--- Work instructions ---
Without omitting anything, retype the data that follows.

═══ Provided material ═══

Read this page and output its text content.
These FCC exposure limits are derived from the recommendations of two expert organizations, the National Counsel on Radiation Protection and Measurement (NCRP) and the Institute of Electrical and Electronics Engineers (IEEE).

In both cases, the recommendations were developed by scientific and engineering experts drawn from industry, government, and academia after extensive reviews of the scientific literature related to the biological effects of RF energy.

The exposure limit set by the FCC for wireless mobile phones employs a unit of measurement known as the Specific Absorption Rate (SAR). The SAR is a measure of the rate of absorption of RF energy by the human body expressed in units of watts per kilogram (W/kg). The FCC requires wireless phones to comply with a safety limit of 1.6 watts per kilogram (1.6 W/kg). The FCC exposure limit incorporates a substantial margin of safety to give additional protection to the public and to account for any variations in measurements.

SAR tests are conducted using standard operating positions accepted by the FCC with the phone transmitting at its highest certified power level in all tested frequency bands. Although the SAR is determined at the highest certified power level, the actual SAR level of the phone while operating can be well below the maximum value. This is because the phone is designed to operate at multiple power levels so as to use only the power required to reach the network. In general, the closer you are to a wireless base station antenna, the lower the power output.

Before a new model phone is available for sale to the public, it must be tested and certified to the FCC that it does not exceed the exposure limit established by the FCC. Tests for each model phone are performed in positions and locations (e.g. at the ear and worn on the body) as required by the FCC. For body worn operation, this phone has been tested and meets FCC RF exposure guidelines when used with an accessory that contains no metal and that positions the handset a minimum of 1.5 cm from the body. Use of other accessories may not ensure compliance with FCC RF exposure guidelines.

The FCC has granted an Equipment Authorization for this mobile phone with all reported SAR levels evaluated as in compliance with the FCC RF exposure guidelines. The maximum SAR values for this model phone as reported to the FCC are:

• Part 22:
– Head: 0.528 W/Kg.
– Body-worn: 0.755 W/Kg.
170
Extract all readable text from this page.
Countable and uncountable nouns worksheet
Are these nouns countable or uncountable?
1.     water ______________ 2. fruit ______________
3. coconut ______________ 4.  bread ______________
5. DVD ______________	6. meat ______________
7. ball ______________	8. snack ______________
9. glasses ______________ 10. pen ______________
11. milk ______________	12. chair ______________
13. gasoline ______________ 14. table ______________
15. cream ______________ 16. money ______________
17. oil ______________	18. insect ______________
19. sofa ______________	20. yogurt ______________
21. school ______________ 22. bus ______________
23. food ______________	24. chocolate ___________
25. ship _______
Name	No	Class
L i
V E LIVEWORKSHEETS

═══

--- Full response ---
Read this page and output its text content.
These FCC exposure limits are derived from the recommendations of two expert organizations, the National Counsel on Radiation Protection and Measurement (NCRP) and the Institute of Electrical and Electronics Engineers (IEEE).

In both cases, the recommendations were developed by scientific and engineering experts drawn from industry, government, and academia after extensive reviews of the scientific literature related to the biological effects of RF energy.

The exposure limit set by the FCC for wireless mobile phones employs a unit of measurement known as the Specific Absorption Rate (SAR). The SAR is a measure of the rate of absorption of RF energy by the human body expressed in units of watts per kilogram (W/kg). The FCC requires wireless phones to comply with a safety limit of 1.6 watts per kilogram (1.6 W/kg). The FCC exposure limit incorporates a substantial margin of safety to give additional protection to the public and to account for any variations in measurements.

SAR tests are conducted using standard operating positions accepted by the FCC with the phone transmitting at its highest certified power level in all tested frequency bands. Although the SAR is determined at the highest certified power level, the actual SAR level of the phone while operating can be well below the maximum value. This is because the phone is designed to operate at multiple power levels so as to use only the power required to reach the network. In general, the closer you are to a wireless base station antenna, the lower the power output.

Before a new model phone is available for sale to the public, it must be tested and certified to the FCC that it does not exceed the exposure limit established by the FCC. Tests for each model phone are performed in positions and locations (e.g. at the ear and worn on the body) as required by the FCC. For body worn operation, this phone has been tested and meets FCC RF exposure guidelines when used with an accessory that contains no metal and that positions the handset a minimum of 1.5 cm from the body. Use of other accessories may not ensure compliance with FCC RF exposure guidelines.

The FCC has granted an Equipment Authorization for this mobile phone with all reported SAR levels evaluated as in compliance with the FCC RF exposure guidelines. The maximum SAR values for this model phone as reported to the FCC are:

• Part 22:
– Head: 0.528 W/Kg.
– Body-worn: 0.755 W/Kg.
170
Extract all readable text from this page.
Countable and uncountable nouns worksheet
Are these nouns countable or uncountable?
1.     water ______________ 2. fruit ______________
3. coconut ______________ 4.  bread ______________
5. DVD ______________	6. meat ______________
7. ball ______________	8. snack ______________
9. glasses ______________ 10. pen ______________
11. milk ______________	12. chair ______________
13. gasoline ______________ 14. table ______________
15. cream ______________ 16. money ______________
17. oil ______________	18. insect ______________
19. sofa ______________	20. yogurt ______________
21. school ______________ 22. bus ______________
23. food ______________	24. chocolate ___________
25. ship _______
Name	No	Class
L i
V E LIVEWORKSHEETS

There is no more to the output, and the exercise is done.